** start of Exercise inputs **
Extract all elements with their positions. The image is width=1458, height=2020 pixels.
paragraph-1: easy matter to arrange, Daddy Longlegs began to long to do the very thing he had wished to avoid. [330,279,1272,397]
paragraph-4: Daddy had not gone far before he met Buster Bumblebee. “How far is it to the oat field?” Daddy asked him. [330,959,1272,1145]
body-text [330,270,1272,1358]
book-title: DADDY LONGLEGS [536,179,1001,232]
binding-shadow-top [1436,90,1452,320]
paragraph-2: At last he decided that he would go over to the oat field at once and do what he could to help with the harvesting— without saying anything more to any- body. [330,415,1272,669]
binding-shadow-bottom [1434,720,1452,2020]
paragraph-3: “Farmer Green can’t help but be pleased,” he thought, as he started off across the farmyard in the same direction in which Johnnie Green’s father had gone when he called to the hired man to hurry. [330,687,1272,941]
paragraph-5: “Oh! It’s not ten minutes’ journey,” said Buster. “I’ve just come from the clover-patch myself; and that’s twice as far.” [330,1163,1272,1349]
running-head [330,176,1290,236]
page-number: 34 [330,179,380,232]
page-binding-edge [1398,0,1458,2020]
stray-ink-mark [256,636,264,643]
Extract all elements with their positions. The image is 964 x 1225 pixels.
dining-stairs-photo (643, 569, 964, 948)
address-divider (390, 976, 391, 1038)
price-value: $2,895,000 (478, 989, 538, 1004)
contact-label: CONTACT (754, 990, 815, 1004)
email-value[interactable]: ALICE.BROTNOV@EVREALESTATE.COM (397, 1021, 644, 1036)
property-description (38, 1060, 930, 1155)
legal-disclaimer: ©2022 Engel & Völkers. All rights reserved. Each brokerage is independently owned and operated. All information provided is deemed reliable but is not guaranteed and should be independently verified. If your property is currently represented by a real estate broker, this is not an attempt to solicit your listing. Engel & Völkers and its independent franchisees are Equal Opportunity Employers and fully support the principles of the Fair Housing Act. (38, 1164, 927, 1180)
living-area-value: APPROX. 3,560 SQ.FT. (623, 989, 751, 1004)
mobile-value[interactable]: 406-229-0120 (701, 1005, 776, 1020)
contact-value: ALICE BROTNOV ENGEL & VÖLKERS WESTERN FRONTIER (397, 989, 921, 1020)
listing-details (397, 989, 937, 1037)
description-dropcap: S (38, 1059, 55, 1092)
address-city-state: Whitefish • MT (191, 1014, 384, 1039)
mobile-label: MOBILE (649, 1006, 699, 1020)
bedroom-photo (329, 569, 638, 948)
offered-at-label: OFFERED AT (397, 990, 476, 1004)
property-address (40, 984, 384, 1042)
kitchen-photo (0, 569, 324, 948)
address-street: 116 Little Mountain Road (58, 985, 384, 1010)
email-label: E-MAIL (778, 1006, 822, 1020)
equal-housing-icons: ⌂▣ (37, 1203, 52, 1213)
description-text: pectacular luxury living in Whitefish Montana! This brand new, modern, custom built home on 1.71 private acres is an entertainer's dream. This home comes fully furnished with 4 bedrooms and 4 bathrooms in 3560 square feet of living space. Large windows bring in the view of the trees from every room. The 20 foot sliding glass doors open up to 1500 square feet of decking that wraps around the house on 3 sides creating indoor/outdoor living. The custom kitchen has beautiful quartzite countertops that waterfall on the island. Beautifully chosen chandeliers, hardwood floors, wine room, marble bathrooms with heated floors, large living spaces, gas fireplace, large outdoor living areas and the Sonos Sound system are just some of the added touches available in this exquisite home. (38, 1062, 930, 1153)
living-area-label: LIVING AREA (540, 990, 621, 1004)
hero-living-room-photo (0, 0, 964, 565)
** end of Exercise inputs **
__Exercise instructions__
Could you reproduce every line of the data above, word for word and with nothing changed?

__Solution to this problem__
Extract all elements with their positions. The image is width=1458, height=2020 pixels.
paragraph-1: easy matter to arrange, Daddy Longlegs began to long to do the very thing he had wished to avoid. [330,279,1272,397]
paragraph-4: Daddy had not gone far before he met Buster Bumblebee. “How far is it to the oat field?” Daddy asked him. [330,959,1272,1145]
body-text [330,270,1272,1358]
book-title: DADDY LONGLEGS [536,179,1001,232]
binding-shadow-top [1436,90,1452,320]
paragraph-2: At last he decided that he would go over to the oat field at once and do what he could to help with the harvesting— without saying anything more to any- body. [330,415,1272,669]
binding-shadow-bottom [1434,720,1452,2020]
paragraph-3: “Farmer Green can’t help but be pleased,” he thought, as he started off across the farmyard in the same direction in which Johnnie Green’s father had gone when he called to the hired man to hurry. [330,687,1272,941]
paragraph-5: “Oh! It’s not ten minutes’ journey,” said Buster. “I’ve just come from the clover-patch myself; and that’s twice as far.” [330,1163,1272,1349]
running-head [330,176,1290,236]
page-number: 34 [330,179,380,232]
page-binding-edge [1398,0,1458,2020]
stray-ink-mark [256,636,264,643]
Extract all elements with their positions. The image is 964 x 1225 pixels.
dining-stairs-photo (643, 569, 964, 948)
address-divider (390, 976, 391, 1038)
price-value: $2,895,000 (478, 989, 538, 1004)
contact-label: CONTACT (754, 990, 815, 1004)
email-value[interactable]: ALICE.BROTNOV@EVREALESTATE.COM (397, 1021, 644, 1036)
property-description (38, 1060, 930, 1155)
legal-disclaimer: ©2022 Engel & Völkers. All rights reserved. Each brokerage is independently owned and operated. All information provided is deemed reliable but is not guaranteed and should be independently verified. If your property is currently represented by a real estate broker, this is not an attempt to solicit your listing. Engel & Völkers and its independent franchisees are Equal Opportunity Employers and fully support the principles of the Fair Housing Act. (38, 1164, 927, 1180)
living-area-value: APPROX. 3,560 SQ.FT. (623, 989, 751, 1004)
mobile-value[interactable]: 406-229-0120 (701, 1005, 776, 1020)
contact-value: ALICE BROTNOV ENGEL & VÖLKERS WESTERN FRONTIER (397, 989, 921, 1020)
listing-details (397, 989, 937, 1037)
description-dropcap: S (38, 1059, 55, 1092)
address-city-state: Whitefish • MT (191, 1014, 384, 1039)
mobile-label: MOBILE (649, 1006, 699, 1020)
bedroom-photo (329, 569, 638, 948)
offered-at-label: OFFERED AT (397, 990, 476, 1004)
property-address (40, 984, 384, 1042)
kitchen-photo (0, 569, 324, 948)
address-street: 116 Little Mountain Road (58, 985, 384, 1010)
email-label: E-MAIL (778, 1006, 822, 1020)
equal-housing-icons: ⌂▣ (37, 1203, 52, 1213)
description-text: pectacular luxury living in Whitefish Montana! This brand new, modern, custom built home on 1.71 private acres is an entertainer's dream. This home comes fully furnished with 4 bedrooms and 4 bathrooms in 3560 square feet of living space. Large windows bring in the view of the trees from every room. The 20 foot sliding glass doors open up to 1500 square feet of decking that wraps around the house on 3 sides creating indoor/outdoor living. The custom kitchen has beautiful quartzite countertops that waterfall on the island. Beautifully chosen chandeliers, hardwood floors, wine room, marble bathrooms with heated floors, large living spaces, gas fireplace, large outdoor living areas and the Sonos Sound system are just some of the added touches available in this exquisite home. (38, 1062, 930, 1153)
living-area-label: LIVING AREA (540, 990, 621, 1004)
hero-living-room-photo (0, 0, 964, 565)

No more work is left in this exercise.